* [EXERCISE]
Copy each line in the data that includes the word "accident".

* [DATA FOR THIS EXERCISE]

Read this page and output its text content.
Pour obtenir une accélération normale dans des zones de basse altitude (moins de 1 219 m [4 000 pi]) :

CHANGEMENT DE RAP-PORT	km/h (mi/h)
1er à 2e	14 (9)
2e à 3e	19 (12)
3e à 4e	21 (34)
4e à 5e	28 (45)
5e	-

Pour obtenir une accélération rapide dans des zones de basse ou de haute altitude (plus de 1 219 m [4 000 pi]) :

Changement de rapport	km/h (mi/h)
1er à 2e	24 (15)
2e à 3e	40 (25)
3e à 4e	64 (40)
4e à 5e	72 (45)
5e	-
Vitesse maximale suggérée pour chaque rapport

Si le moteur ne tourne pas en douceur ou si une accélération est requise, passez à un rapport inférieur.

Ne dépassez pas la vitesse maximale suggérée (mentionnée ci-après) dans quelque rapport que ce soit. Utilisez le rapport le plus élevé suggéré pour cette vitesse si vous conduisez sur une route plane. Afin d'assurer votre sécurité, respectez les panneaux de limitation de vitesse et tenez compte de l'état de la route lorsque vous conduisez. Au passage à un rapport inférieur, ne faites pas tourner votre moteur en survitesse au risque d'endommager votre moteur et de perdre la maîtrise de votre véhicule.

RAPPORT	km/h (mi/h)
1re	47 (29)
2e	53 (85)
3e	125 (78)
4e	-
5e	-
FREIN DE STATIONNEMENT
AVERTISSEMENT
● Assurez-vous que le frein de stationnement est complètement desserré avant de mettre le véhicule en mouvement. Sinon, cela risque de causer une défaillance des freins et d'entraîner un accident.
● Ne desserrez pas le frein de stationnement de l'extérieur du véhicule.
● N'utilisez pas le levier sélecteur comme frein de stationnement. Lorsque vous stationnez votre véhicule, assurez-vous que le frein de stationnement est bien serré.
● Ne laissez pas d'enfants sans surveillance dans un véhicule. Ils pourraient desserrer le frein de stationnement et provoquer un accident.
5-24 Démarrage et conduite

* [FULL SOLUTION]
● Assurez-vous que le frein de stationnement est complètement desserré avant de mettre le véhicule en mouvement. Sinon, cela risque de causer une défaillance des freins et d'entraîner un accident.
● Ne laissez pas d'enfants sans surveillance dans un véhicule. Ils pourraient desserrer le frein de stationnement et provoquer un accident.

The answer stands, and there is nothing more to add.